» The exercise: Repeat the data verbatim.

□ □ □

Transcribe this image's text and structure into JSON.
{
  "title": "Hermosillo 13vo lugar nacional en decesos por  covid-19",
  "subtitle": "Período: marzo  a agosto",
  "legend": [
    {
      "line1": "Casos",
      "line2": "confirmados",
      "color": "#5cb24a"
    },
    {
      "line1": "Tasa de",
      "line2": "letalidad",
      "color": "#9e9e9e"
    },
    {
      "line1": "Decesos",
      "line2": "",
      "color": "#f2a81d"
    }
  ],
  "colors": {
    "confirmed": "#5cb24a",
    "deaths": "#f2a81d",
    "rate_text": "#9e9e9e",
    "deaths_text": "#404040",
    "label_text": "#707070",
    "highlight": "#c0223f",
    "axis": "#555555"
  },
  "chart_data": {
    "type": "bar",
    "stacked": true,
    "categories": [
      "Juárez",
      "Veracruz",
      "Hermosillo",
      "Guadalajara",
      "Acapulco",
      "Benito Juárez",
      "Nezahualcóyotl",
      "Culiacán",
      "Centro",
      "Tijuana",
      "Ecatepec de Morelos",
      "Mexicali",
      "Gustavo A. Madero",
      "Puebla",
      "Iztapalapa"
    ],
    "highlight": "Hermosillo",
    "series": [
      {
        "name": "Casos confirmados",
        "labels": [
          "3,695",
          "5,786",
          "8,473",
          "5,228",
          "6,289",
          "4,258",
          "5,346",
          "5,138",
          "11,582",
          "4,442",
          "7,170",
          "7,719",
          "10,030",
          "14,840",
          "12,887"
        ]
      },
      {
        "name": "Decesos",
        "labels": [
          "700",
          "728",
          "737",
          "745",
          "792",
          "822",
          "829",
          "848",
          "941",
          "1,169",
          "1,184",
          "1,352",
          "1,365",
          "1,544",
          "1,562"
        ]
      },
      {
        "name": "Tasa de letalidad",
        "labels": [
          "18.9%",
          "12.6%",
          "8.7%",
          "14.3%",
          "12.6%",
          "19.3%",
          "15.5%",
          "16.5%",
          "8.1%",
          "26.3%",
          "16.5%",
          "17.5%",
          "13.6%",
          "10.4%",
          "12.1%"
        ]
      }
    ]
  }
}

□ □ □

» Answer to the task:
Transcribe this image's text and structure into JSON.
{
  "title": "Hermosillo 13vo lugar nacional en decesos por  covid-19",
  "subtitle": "Período: marzo  a agosto",
  "legend": [
    {
      "line1": "Casos",
      "line2": "confirmados",
      "color": "#5cb24a"
    },
    {
      "line1": "Tasa de",
      "line2": "letalidad",
      "color": "#9e9e9e"
    },
    {
      "line1": "Decesos",
      "line2": "",
      "color": "#f2a81d"
    }
  ],
  "colors": {
    "confirmed": "#5cb24a",
    "deaths": "#f2a81d",
    "rate_text": "#9e9e9e",
    "deaths_text": "#404040",
    "label_text": "#707070",
    "highlight": "#c0223f",
    "axis": "#555555"
  },
  "chart_data": {
    "type": "bar",
    "stacked": true,
    "categories": [
      "Juárez",
      "Veracruz",
      "Hermosillo",
      "Guadalajara",
      "Acapulco",
      "Benito Juárez",
      "Nezahualcóyotl",
      "Culiacán",
      "Centro",
      "Tijuana",
      "Ecatepec de Morelos",
      "Mexicali",
      "Gustavo A. Madero",
      "Puebla",
      "Iztapalapa"
    ],
    "highlight": "Hermosillo",
    "series": [
      {
        "name": "Casos confirmados",
        "labels": [
          "3,695",
          "5,786",
          "8,473",
          "5,228",
          "6,289",
          "4,258",
          "5,346",
          "5,138",
          "11,582",
          "4,442",
          "7,170",
          "7,719",
          "10,030",
          "14,840",
          "12,887"
        ]
      },
      {
        "name": "Decesos",
        "labels": [
          "700",
          "728",
          "737",
          "745",
          "792",
          "822",
          "829",
          "848",
          "941",
          "1,169",
          "1,184",
          "1,352",
          "1,365",
          "1,544",
          "1,562"
        ]
      },
      {
        "name": "Tasa de letalidad",
        "labels": [
          "18.9%",
          "12.6%",
          "8.7%",
          "14.3%",
          "12.6%",
          "19.3%",
          "15.5%",
          "16.5%",
          "8.1%",
          "26.3%",
          "16.5%",
          "17.5%",
          "13.6%",
          "10.4%",
          "12.1%"
        ]
      }
    ]
  }
}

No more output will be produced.